What you should do →
Print the data that follows exactly.

---------- Entries

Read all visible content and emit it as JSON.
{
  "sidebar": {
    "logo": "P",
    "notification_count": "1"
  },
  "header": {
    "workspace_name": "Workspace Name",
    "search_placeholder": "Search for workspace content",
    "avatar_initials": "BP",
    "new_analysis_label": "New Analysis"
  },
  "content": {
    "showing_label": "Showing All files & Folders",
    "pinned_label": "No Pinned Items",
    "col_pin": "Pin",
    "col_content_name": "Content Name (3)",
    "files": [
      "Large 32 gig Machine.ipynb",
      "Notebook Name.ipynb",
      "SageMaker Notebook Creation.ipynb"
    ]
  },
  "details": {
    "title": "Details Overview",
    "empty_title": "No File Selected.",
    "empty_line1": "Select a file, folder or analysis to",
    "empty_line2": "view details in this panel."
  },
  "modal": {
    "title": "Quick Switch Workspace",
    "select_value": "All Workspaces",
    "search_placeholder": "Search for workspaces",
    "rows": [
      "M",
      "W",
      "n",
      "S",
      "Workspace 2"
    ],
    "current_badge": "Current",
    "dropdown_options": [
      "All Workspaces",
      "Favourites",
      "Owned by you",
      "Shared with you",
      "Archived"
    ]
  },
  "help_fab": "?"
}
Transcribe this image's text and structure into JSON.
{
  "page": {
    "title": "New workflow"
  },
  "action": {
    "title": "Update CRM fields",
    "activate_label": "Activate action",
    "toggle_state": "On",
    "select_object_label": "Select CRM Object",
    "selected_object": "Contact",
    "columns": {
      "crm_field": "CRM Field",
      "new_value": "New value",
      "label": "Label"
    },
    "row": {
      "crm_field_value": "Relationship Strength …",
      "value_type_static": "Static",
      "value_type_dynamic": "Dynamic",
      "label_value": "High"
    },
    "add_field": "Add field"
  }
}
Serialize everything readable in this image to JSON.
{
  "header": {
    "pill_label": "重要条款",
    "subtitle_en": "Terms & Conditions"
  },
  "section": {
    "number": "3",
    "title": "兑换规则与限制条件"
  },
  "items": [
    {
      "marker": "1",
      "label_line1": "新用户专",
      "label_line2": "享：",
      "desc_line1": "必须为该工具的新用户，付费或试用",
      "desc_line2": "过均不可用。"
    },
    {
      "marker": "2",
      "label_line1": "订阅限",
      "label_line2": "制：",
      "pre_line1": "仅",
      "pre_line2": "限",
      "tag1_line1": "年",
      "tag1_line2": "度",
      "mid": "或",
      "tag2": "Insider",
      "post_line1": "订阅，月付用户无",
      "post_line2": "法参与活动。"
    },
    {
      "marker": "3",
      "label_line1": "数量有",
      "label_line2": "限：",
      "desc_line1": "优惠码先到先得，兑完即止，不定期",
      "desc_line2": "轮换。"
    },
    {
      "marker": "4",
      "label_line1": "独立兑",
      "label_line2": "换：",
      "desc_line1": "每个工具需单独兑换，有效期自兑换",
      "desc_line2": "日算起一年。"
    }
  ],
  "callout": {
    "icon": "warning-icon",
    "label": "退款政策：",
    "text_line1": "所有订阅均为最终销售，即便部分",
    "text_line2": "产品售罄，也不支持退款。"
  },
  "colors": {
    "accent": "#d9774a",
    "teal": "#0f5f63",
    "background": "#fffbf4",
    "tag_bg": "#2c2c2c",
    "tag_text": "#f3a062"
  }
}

--------------------

Solution to the problem →
Read all visible content and emit it as JSON.
{
  "sidebar": {
    "logo": "P",
    "notification_count": "1"
  },
  "header": {
    "workspace_name": "Workspace Name",
    "search_placeholder": "Search for workspace content",
    "avatar_initials": "BP",
    "new_analysis_label": "New Analysis"
  },
  "content": {
    "showing_label": "Showing All files & Folders",
    "pinned_label": "No Pinned Items",
    "col_pin": "Pin",
    "col_content_name": "Content Name (3)",
    "files": [
      "Large 32 gig Machine.ipynb",
      "Notebook Name.ipynb",
      "SageMaker Notebook Creation.ipynb"
    ]
  },
  "details": {
    "title": "Details Overview",
    "empty_title": "No File Selected.",
    "empty_line1": "Select a file, folder or analysis to",
    "empty_line2": "view details in this panel."
  },
  "modal": {
    "title": "Quick Switch Workspace",
    "select_value": "All Workspaces",
    "search_placeholder": "Search for workspaces",
    "rows": [
      "M",
      "W",
      "n",
      "S",
      "Workspace 2"
    ],
    "current_badge": "Current",
    "dropdown_options": [
      "All Workspaces",
      "Favourites",
      "Owned by you",
      "Shared with you",
      "Archived"
    ]
  },
  "help_fab": "?"
}
Transcribe this image's text and structure into JSON.
{
  "page": {
    "title": "New workflow"
  },
  "action": {
    "title": "Update CRM fields",
    "activate_label": "Activate action",
    "toggle_state": "On",
    "select_object_label": "Select CRM Object",
    "selected_object": "Contact",
    "columns": {
      "crm_field": "CRM Field",
      "new_value": "New value",
      "label": "Label"
    },
    "row": {
      "crm_field_value": "Relationship Strength …",
      "value_type_static": "Static",
      "value_type_dynamic": "Dynamic",
      "label_value": "High"
    },
    "add_field": "Add field"
  }
}
Serialize everything readable in this image to JSON.
{
  "header": {
    "pill_label": "重要条款",
    "subtitle_en": "Terms & Conditions"
  },
  "section": {
    "number": "3",
    "title": "兑换规则与限制条件"
  },
  "items": [
    {
      "marker": "1",
      "label_line1": "新用户专",
      "label_line2": "享：",
      "desc_line1": "必须为该工具的新用户，付费或试用",
      "desc_line2": "过均不可用。"
    },
    {
      "marker": "2",
      "label_line1": "订阅限",
      "label_line2": "制：",
      "pre_line1": "仅",
      "pre_line2": "限",
      "tag1_line1": "年",
      "tag1_line2": "度",
      "mid": "或",
      "tag2": "Insider",
      "post_line1": "订阅，月付用户无",
      "post_line2": "法参与活动。"
    },
    {
      "marker": "3",
      "label_line1": "数量有",
      "label_line2": "限：",
      "desc_line1": "优惠码先到先得，兑完即止，不定期",
      "desc_line2": "轮换。"
    },
    {
      "marker": "4",
      "label_line1": "独立兑",
      "label_line2": "换：",
      "desc_line1": "每个工具需单独兑换，有效期自兑换",
      "desc_line2": "日算起一年。"
    }
  ],
  "callout": {
    "icon": "warning-icon",
    "label": "退款政策：",
    "text_line1": "所有订阅均为最终销售，即便部分",
    "text_line2": "产品售罄，也不支持退款。"
  },
  "colors": {
    "accent": "#d9774a",
    "teal": "#0f5f63",
    "background": "#fffbf4",
    "tag_bg": "#2c2c2c",
    "tag_text": "#f3a062"
  }
}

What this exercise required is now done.